---------- SUPPLIED RECORDS ----------

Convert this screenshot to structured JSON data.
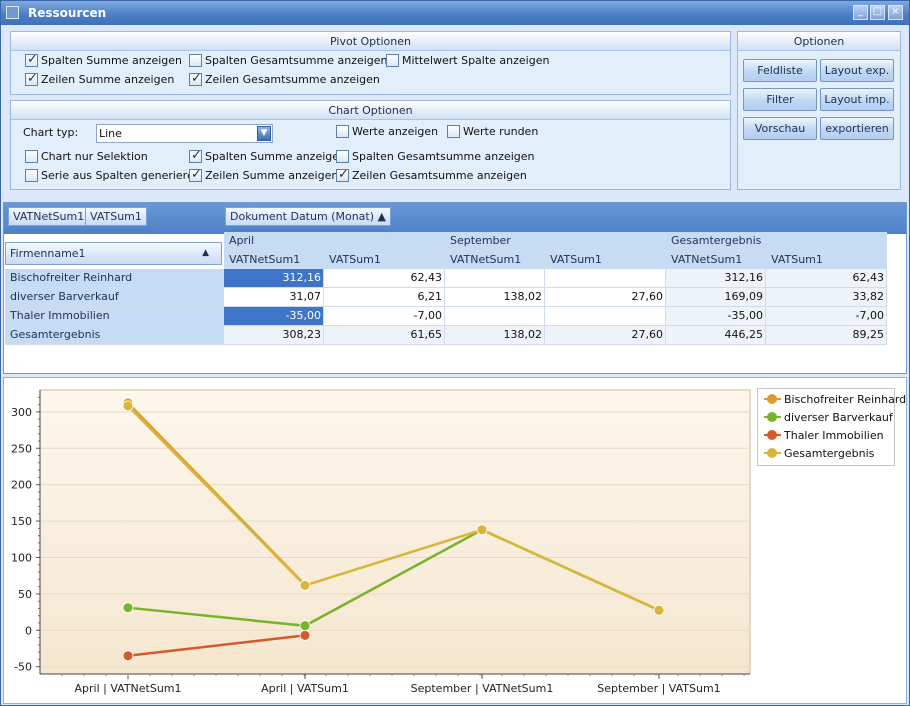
{
  "window": {
    "title": "Ressourcen"
  },
  "pivot_options": {
    "title": "Pivot Optionen",
    "checks": [
      {
        "label": "Spalten Summe anzeigen",
        "checked": true
      },
      {
        "label": "Spalten Gesamtsumme anzeigen",
        "checked": false
      },
      {
        "label": "Mittelwert Spalte anzeigen",
        "checked": false
      },
      {
        "label": "Zeilen Summe anzeigen",
        "checked": true
      },
      {
        "label": "Zeilen Gesamtsumme anzeigen",
        "checked": true
      }
    ]
  },
  "chart_options": {
    "title": "Chart Optionen",
    "chart_type_label": "Chart typ:",
    "chart_type_value": "Line",
    "checks": [
      {
        "label": "Werte anzeigen",
        "checked": false
      },
      {
        "label": "Werte runden",
        "checked": false
      },
      {
        "label": "Chart nur Selektion",
        "checked": false
      },
      {
        "label": "Spalten Summe anzeigen",
        "checked": true
      },
      {
        "label": "Spalten Gesamtsumme anzeigen",
        "checked": false
      },
      {
        "label": "Serie aus Spalten generieren",
        "checked": false
      },
      {
        "label": "Zeilen Summe anzeigen",
        "checked": true
      },
      {
        "label": "Zeilen Gesamtsumme anzeigen",
        "checked": true
      }
    ]
  },
  "options": {
    "title": "Optionen",
    "buttons": [
      "Feldliste",
      "Layout exp.",
      "Filter",
      "Layout imp.",
      "Vorschau",
      "exportieren"
    ]
  },
  "pivot": {
    "data_fields": [
      "VATNetSum1",
      "VATSum1"
    ],
    "column_field": "Dokument Datum (Monat)",
    "row_field": "Firmenname1",
    "column_groups": [
      "April",
      "September",
      "Gesamtergebnis"
    ],
    "value_headers": [
      "VATNetSum1",
      "VATSum1",
      "VATNetSum1",
      "VATSum1",
      "VATNetSum1",
      "VATSum1"
    ],
    "rows": [
      {
        "label": "Bischofreiter Reinhard",
        "values": [
          "312,16",
          "62,43",
          "",
          "",
          "312,16",
          "62,43"
        ]
      },
      {
        "label": "diverser Barverkauf",
        "values": [
          "31,07",
          "6,21",
          "138,02",
          "27,60",
          "169,09",
          "33,82"
        ]
      },
      {
        "label": "Thaler Immobilien",
        "values": [
          "-35,00",
          "-7,00",
          "",
          "",
          "-35,00",
          "-7,00"
        ]
      },
      {
        "label": "Gesamtergebnis",
        "values": [
          "308,23",
          "61,65",
          "138,02",
          "27,60",
          "446,25",
          "89,25"
        ]
      }
    ]
  },
  "chart_data": {
    "type": "line",
    "categories": [
      "April | VATNetSum1",
      "April | VATSum1",
      "September | VATNetSum1",
      "September | VATSum1"
    ],
    "ylim": [
      -60,
      330
    ],
    "yticks": [
      -50,
      0,
      50,
      100,
      150,
      200,
      250,
      300
    ],
    "grid": true,
    "legend_position": "right",
    "series": [
      {
        "name": "Bischofreiter Reinhard",
        "color": "#e09a2c",
        "values": [
          312.16,
          62.43,
          null,
          null
        ]
      },
      {
        "name": "diverser Barverkauf",
        "color": "#78b42a",
        "values": [
          31.07,
          6.21,
          138.02,
          27.6
        ]
      },
      {
        "name": "Thaler Immobilien",
        "color": "#d55a2a",
        "values": [
          -35,
          -7,
          null,
          null
        ]
      },
      {
        "name": "Gesamtergebnis",
        "color": "#d7b63a",
        "values": [
          308.23,
          61.65,
          138.02,
          27.6
        ]
      }
    ]
  }
}
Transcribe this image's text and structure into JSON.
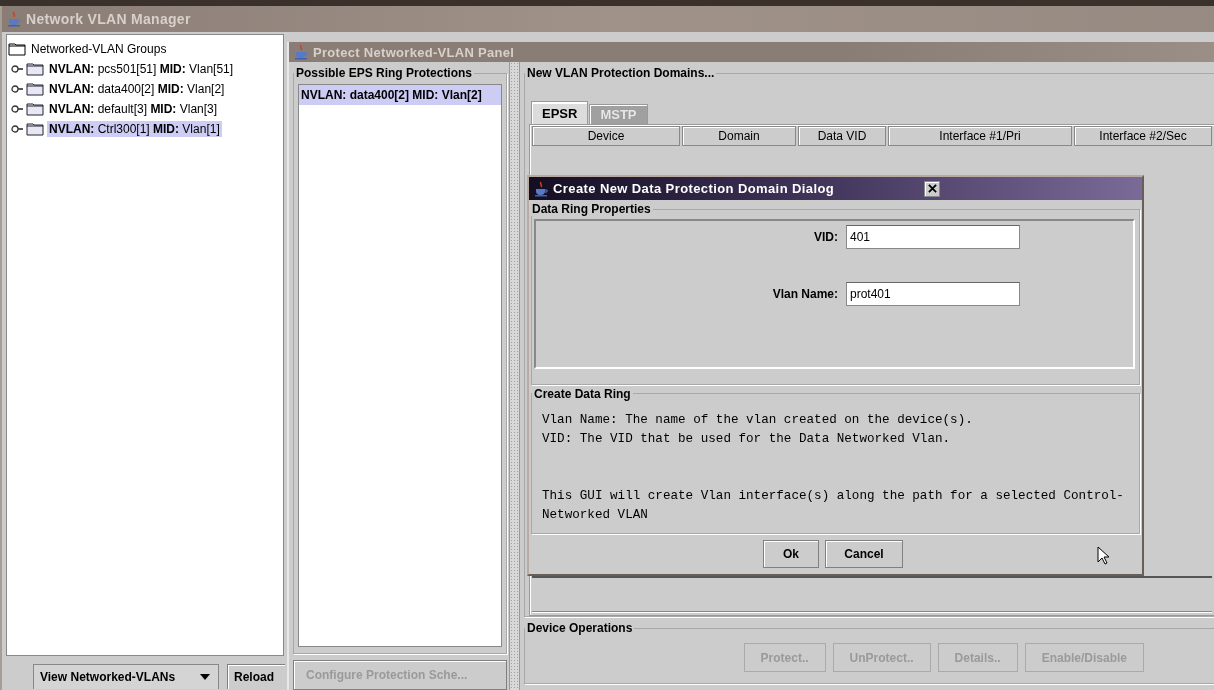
{
  "main_window": {
    "title": "Network VLAN Manager",
    "tree": {
      "label": "Networked-VLAN Groups",
      "children": [
        {
          "label": "**NVLAN:** pcs501[51] **MID:** Vlan[51]",
          "expanded": false,
          "selected": false
        },
        {
          "label": "**NVLAN:** data400[2] **MID:** Vlan[2]",
          "expanded": false,
          "selected": false
        },
        {
          "label": "**NVLAN:** default[3] **MID:** Vlan[3]",
          "expanded": false,
          "selected": false
        },
        {
          "label": "**NVLAN:** Ctrl300[1] **MID:** Vlan[1]",
          "expanded": false,
          "selected": true
        }
      ]
    },
    "view_selector": {
      "value": "View Networked-VLANs"
    },
    "reload_button": {
      "label": "Reload"
    }
  },
  "protect_panel": {
    "title": "Protect Networked-VLAN Panel",
    "ring_protections": {
      "title": "Possible EPS Ring Protections",
      "items": [
        {
          "label": "NVLAN: data400[2] MID: Vlan[2]",
          "selected": true
        }
      ]
    },
    "configure_button": {
      "label": "Configure Protection Sche...",
      "disabled": true
    },
    "domains": {
      "title": "New VLAN Protection Domains...",
      "tabs": [
        {
          "label": "EPSR",
          "selected": true,
          "disabled": false
        },
        {
          "label": "MSTP",
          "selected": false,
          "disabled": true
        }
      ],
      "table": {
        "columns": [
          "Device",
          "Domain",
          "Data VID",
          "Interface #1/Pri",
          "Interface #2/Sec"
        ]
      }
    },
    "device_operations": {
      "title": "Device Operations",
      "buttons": [
        {
          "label": "Protect..",
          "disabled": true
        },
        {
          "label": "UnProtect..",
          "disabled": true
        },
        {
          "label": "Details..",
          "disabled": true
        },
        {
          "label": "Enable/Disable",
          "disabled": true
        }
      ]
    }
  },
  "dialog": {
    "title": "Create New Data Protection Domain Dialog",
    "properties": {
      "title": "Data Ring Properties",
      "fields": [
        {
          "label": "VID:",
          "value": "401"
        },
        {
          "label": "Vlan Name:",
          "value": "prot401"
        }
      ]
    },
    "description": {
      "title": "Create Data Ring",
      "paragraphs": [
        [
          "Vlan Name: The name of the vlan created on the device(s).",
          "VID: The VID that be used for the Data Networked Vlan."
        ],
        [
          "This GUI will create Vlan interface(s) along the path for a selected Control-",
          "Networked VLAN"
        ]
      ]
    },
    "buttons": [
      {
        "label": "Ok"
      },
      {
        "label": "Cancel"
      }
    ]
  }
}
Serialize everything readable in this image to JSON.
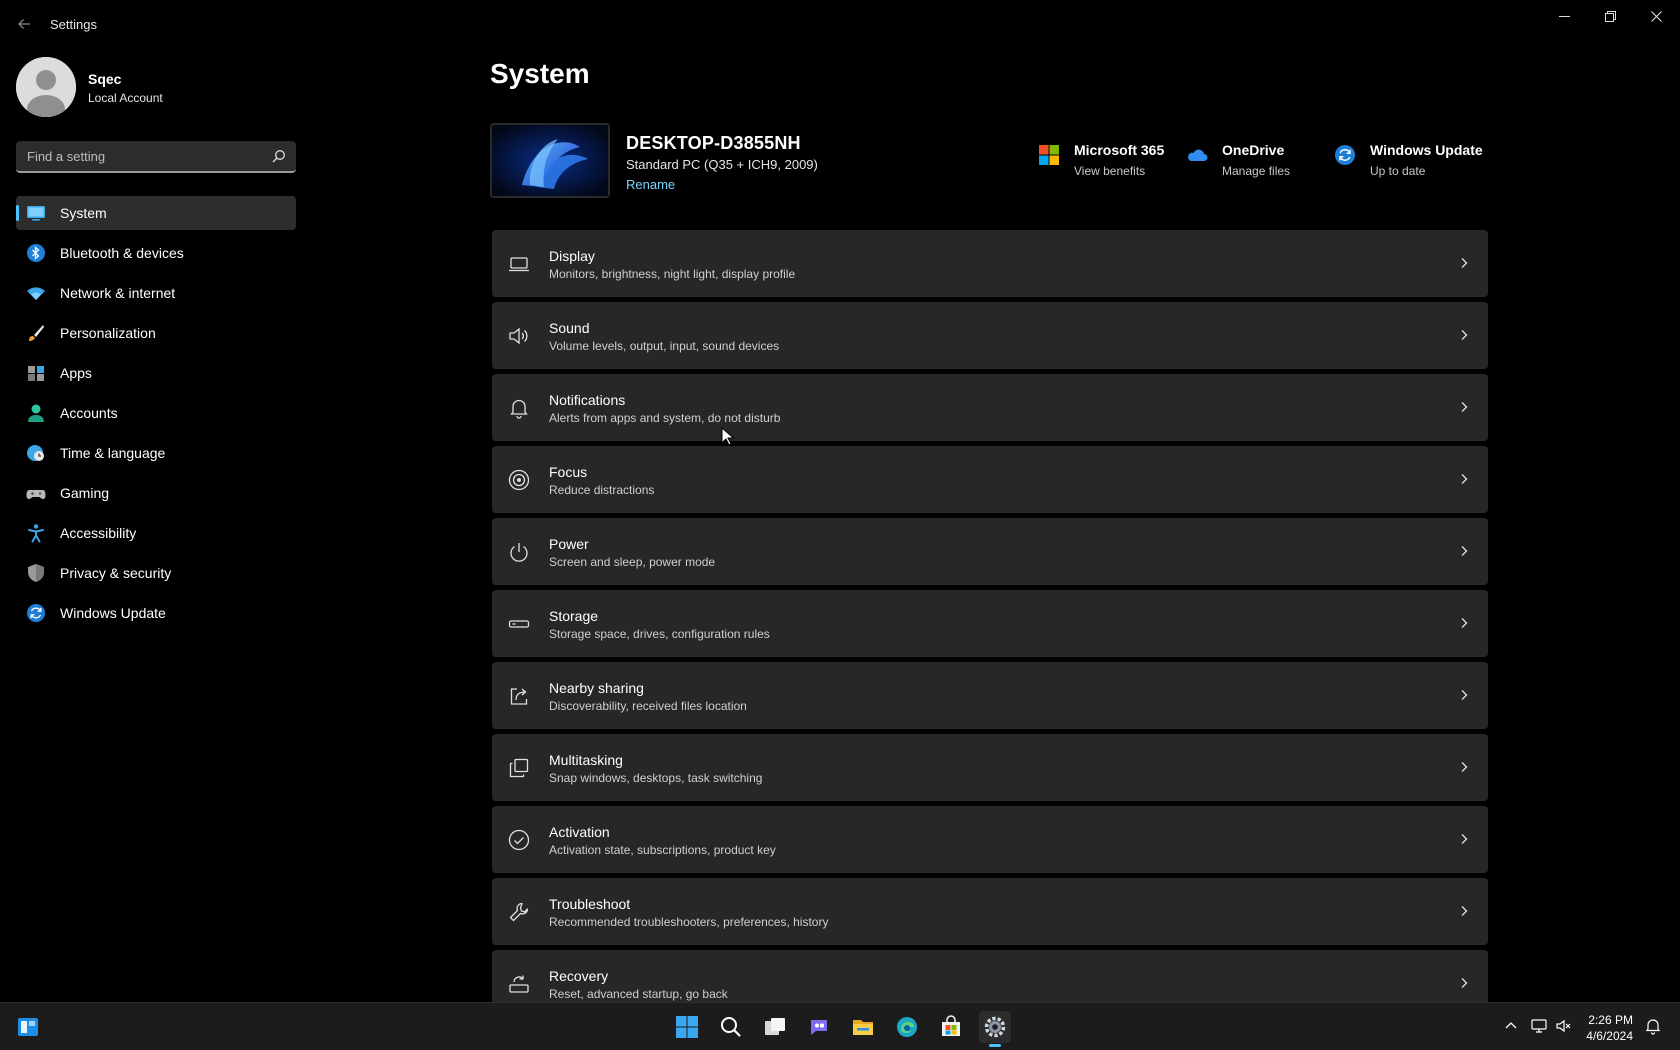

----------

PROBLEM TO WORK ON - Show all lines from the data above in which the word "JSON" appears.

RESULT OF THIS TASK -
Convert this screenshot to structured JSON data.
Transcribe this image's text and structure into JSON.
Serialize everything readable in this image to JSON.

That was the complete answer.